* Start Data provided *

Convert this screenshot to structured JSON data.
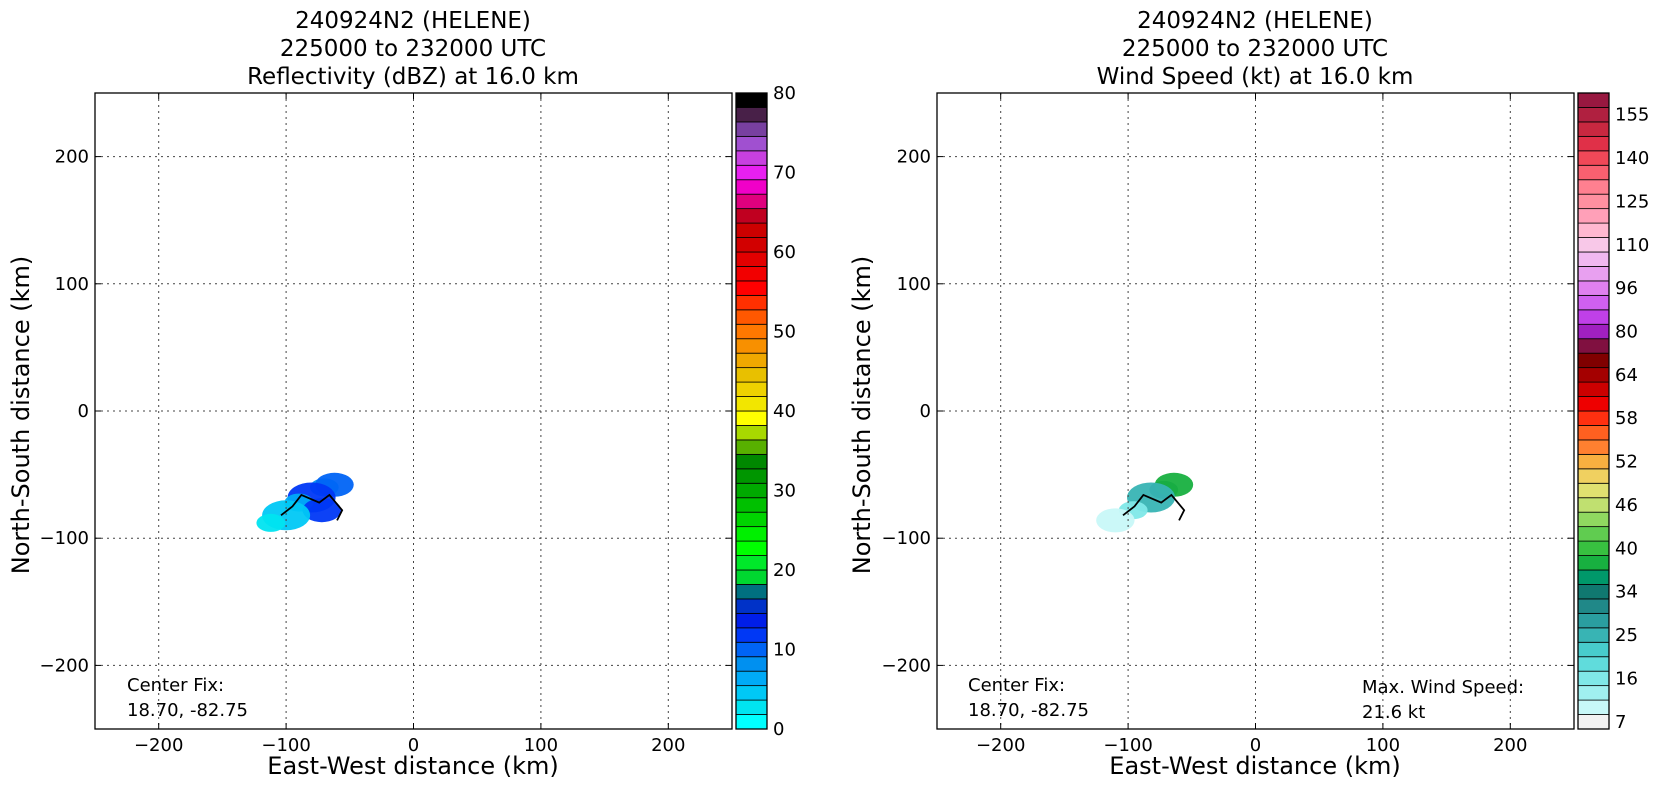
{
  "chart_data": [
    {
      "type": "heatmap",
      "title": [
        "240924N2 (HELENE)",
        "225000 to 232000 UTC",
        "Reflectivity (dBZ) at 16.0 km"
      ],
      "xlabel": "East-West distance (km)",
      "ylabel": "North-South distance (km)",
      "xlim": [
        -250,
        250
      ],
      "ylim": [
        -250,
        250
      ],
      "xticks": [
        -200,
        -100,
        0,
        100,
        200
      ],
      "yticks": [
        200,
        100,
        0,
        -100,
        -200
      ],
      "grid": true,
      "annotation": [
        "Center Fix:",
        "18.70, -82.75"
      ],
      "colorbar": {
        "min": 0,
        "max": 80,
        "levels": 40,
        "tick_values": [
          0,
          10,
          20,
          30,
          40,
          50,
          60,
          70,
          80
        ],
        "tick_labels": [
          "0",
          "10",
          "20",
          "30",
          "40",
          "50",
          "60",
          "70",
          "80"
        ],
        "colors": [
          "#00ffff",
          "#00e4f0",
          "#00c8f6",
          "#00aaf7",
          "#0090f0",
          "#0064f5",
          "#0038f5",
          "#001ee8",
          "#0032c8",
          "#007080",
          "#00d830",
          "#00e82a",
          "#00ff00",
          "#00f000",
          "#00d400",
          "#00c000",
          "#00aa00",
          "#009600",
          "#008800",
          "#58b000",
          "#a8d800",
          "#ffff00",
          "#f2e600",
          "#eed200",
          "#e8c000",
          "#f0a800",
          "#f89000",
          "#ff7800",
          "#ff5800",
          "#ff3000",
          "#ff0000",
          "#f20000",
          "#e20000",
          "#d20000",
          "#cc0000",
          "#c00020",
          "#e0007e",
          "#f000c8",
          "#e820f0",
          "#c840e0",
          "#a050d0",
          "#7840a0",
          "#482048",
          "#000000"
        ]
      },
      "echo_region": {
        "description_values": "shaded reflectivity echoes",
        "cells": [
          {
            "x": -70,
            "y": -60,
            "value": 8
          },
          {
            "x": -62,
            "y": -58,
            "value": 10
          },
          {
            "x": -80,
            "y": -68,
            "value": 12
          },
          {
            "x": -90,
            "y": -72,
            "value": 6
          },
          {
            "x": -72,
            "y": -78,
            "value": 11
          },
          {
            "x": -100,
            "y": -82,
            "value": 4
          },
          {
            "x": -112,
            "y": -88,
            "value": 2
          }
        ]
      },
      "track": [
        [
          -104,
          -82
        ],
        [
          -95,
          -75
        ],
        [
          -88,
          -66
        ],
        [
          -74,
          -72
        ],
        [
          -66,
          -66
        ],
        [
          -56,
          -78
        ],
        [
          -60,
          -86
        ]
      ]
    },
    {
      "type": "heatmap",
      "title": [
        "240924N2 (HELENE)",
        "225000 to 232000 UTC",
        "Wind Speed (kt) at 16.0 km"
      ],
      "xlabel": "East-West distance (km)",
      "ylabel": "North-South distance (km)",
      "xlim": [
        -250,
        250
      ],
      "ylim": [
        -250,
        250
      ],
      "xticks": [
        -200,
        -100,
        0,
        100,
        200
      ],
      "yticks": [
        200,
        100,
        0,
        -100,
        -200
      ],
      "grid": true,
      "annotation": [
        "Center Fix:",
        "18.70, -82.75"
      ],
      "annotation_right": [
        "Max. Wind Speed:",
        "21.6 kt"
      ],
      "colorbar": {
        "min": 7,
        "max": 160,
        "tick_labels": [
          "7",
          "16",
          "25",
          "34",
          "40",
          "46",
          "52",
          "58",
          "64",
          "80",
          "96",
          "110",
          "125",
          "140",
          "155"
        ],
        "colors": [
          "#f2f2f2",
          "#c8f8f8",
          "#a0f0f0",
          "#80e8e8",
          "#60dcdc",
          "#48cccc",
          "#38b4b4",
          "#2a9ea0",
          "#208888",
          "#107870",
          "#00986a",
          "#18b040",
          "#38c040",
          "#60cc50",
          "#90d860",
          "#c0e070",
          "#e0e070",
          "#f0d060",
          "#f8b040",
          "#ff8030",
          "#ff6020",
          "#ff3010",
          "#ee0000",
          "#cc0000",
          "#a40000",
          "#800000",
          "#801040",
          "#a020c0",
          "#c040e8",
          "#d060f0",
          "#e080f0",
          "#e8a0f0",
          "#f0b8f0",
          "#f8c8e8",
          "#ffb8d0",
          "#ffa0b8",
          "#ff90a0",
          "#ff8090",
          "#f86070",
          "#f04858",
          "#e03048",
          "#c82840",
          "#b02040",
          "#981840"
        ]
      },
      "wind_cells": [
        {
          "x": -72,
          "y": -62,
          "value": 18
        },
        {
          "x": -64,
          "y": -58,
          "value": 20
        },
        {
          "x": -82,
          "y": -68,
          "value": 14
        },
        {
          "x": -96,
          "y": -78,
          "value": 10
        },
        {
          "x": -110,
          "y": -86,
          "value": 8
        }
      ],
      "track": [
        [
          -104,
          -82
        ],
        [
          -95,
          -75
        ],
        [
          -88,
          -66
        ],
        [
          -74,
          -72
        ],
        [
          -66,
          -66
        ],
        [
          -56,
          -78
        ],
        [
          -60,
          -86
        ]
      ]
    }
  ]
}
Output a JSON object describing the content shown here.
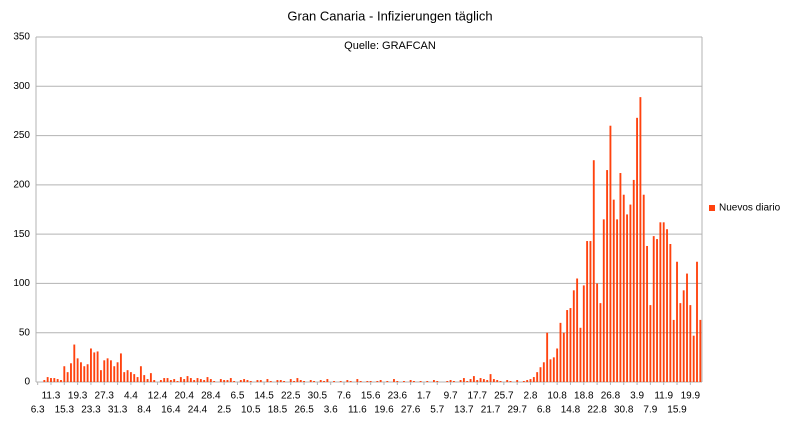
{
  "chart_data": {
    "type": "bar",
    "title": "Gran Canaria - Infizierungen täglich",
    "subtitle": "Quelle: GRAFCAN",
    "categories": [
      "6.3",
      null,
      null,
      null,
      "11.3",
      null,
      null,
      null,
      "15.3",
      null,
      null,
      null,
      "19.3",
      null,
      null,
      null,
      "23.3",
      null,
      null,
      null,
      "27.3",
      null,
      null,
      null,
      "31.3",
      null,
      null,
      null,
      "4.4",
      null,
      null,
      null,
      "8.4",
      null,
      null,
      null,
      "12.4",
      null,
      null,
      null,
      "16.4",
      null,
      null,
      null,
      "20.4",
      null,
      null,
      null,
      "24.4",
      null,
      null,
      null,
      "28.4",
      null,
      null,
      null,
      "2.5",
      null,
      null,
      null,
      "6.5",
      null,
      null,
      null,
      "10.5",
      null,
      null,
      null,
      "14.5",
      null,
      null,
      null,
      "18.5",
      null,
      null,
      null,
      "22.5",
      null,
      null,
      null,
      "26.5",
      null,
      null,
      null,
      "30.5",
      null,
      null,
      null,
      "3.6",
      null,
      null,
      null,
      "7.6",
      null,
      null,
      null,
      "11.6",
      null,
      null,
      null,
      "15.6",
      null,
      null,
      null,
      "19.6",
      null,
      null,
      null,
      "23.6",
      null,
      null,
      null,
      "27.6",
      null,
      null,
      null,
      "1.7",
      null,
      null,
      null,
      "5.7",
      null,
      null,
      null,
      "9.7",
      null,
      null,
      null,
      "13.7",
      null,
      null,
      null,
      "17.7",
      null,
      null,
      null,
      "21.7",
      null,
      null,
      null,
      "25.7",
      null,
      null,
      null,
      "29.7",
      null,
      null,
      null,
      "2.8",
      null,
      null,
      null,
      "6.8",
      null,
      null,
      null,
      "10.8",
      null,
      null,
      null,
      "14.8",
      null,
      null,
      null,
      "18.8",
      null,
      null,
      null,
      "22.8",
      null,
      null,
      null,
      "26.8",
      null,
      null,
      null,
      "30.8",
      null,
      null,
      null,
      "3.9",
      null,
      null,
      null,
      "7.9",
      null,
      null,
      null,
      "11.9",
      null,
      null,
      null,
      "15.9",
      null,
      null,
      null,
      "19.9",
      null,
      null,
      null
    ],
    "series": [
      {
        "name": "Nuevos diario",
        "color": "#ff420e",
        "values": [
          0,
          0,
          2,
          5,
          4,
          4,
          3,
          2,
          16,
          10,
          19,
          38,
          24,
          20,
          16,
          18,
          34,
          30,
          31,
          12,
          22,
          24,
          22,
          16,
          20,
          29,
          10,
          12,
          10,
          8,
          5,
          16,
          7,
          3,
          9,
          2,
          0,
          2,
          4,
          4,
          2,
          3,
          1,
          5,
          3,
          6,
          4,
          2,
          4,
          3,
          2,
          5,
          3,
          1,
          0,
          3,
          2,
          2,
          4,
          1,
          0,
          2,
          3,
          2,
          1,
          0,
          2,
          2,
          0,
          3,
          1,
          0,
          2,
          2,
          1,
          0,
          3,
          1,
          4,
          2,
          1,
          0,
          2,
          1,
          0,
          2,
          1,
          3,
          0,
          1,
          0,
          1,
          0,
          2,
          1,
          0,
          3,
          1,
          0,
          1,
          1,
          0,
          1,
          2,
          0,
          1,
          0,
          3,
          1,
          0,
          1,
          0,
          2,
          1,
          0,
          1,
          0,
          1,
          0,
          2,
          1,
          0,
          0,
          1,
          2,
          1,
          0,
          2,
          4,
          1,
          3,
          6,
          2,
          4,
          3,
          2,
          8,
          3,
          2,
          1,
          0,
          2,
          1,
          0,
          2,
          0,
          1,
          2,
          3,
          5,
          10,
          15,
          20,
          50,
          23,
          25,
          34,
          60,
          50,
          73,
          75,
          93,
          105,
          55,
          98,
          143,
          143,
          225,
          100,
          80,
          165,
          215,
          260,
          185,
          165,
          212,
          190,
          170,
          180,
          205,
          268,
          289,
          190,
          138,
          78,
          148,
          145,
          162,
          162,
          155,
          140,
          63,
          122,
          80,
          93,
          110,
          78,
          47,
          122,
          63
        ]
      }
    ],
    "ylim": [
      0,
      350
    ],
    "yticks": [
      0,
      50,
      100,
      150,
      200,
      250,
      300,
      350
    ],
    "grid": true,
    "legend": "right"
  }
}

* End Data provided *

Objective. Go through the data and count each line that has the word "JSON", then give the total alone.

Solution to the exercise. 2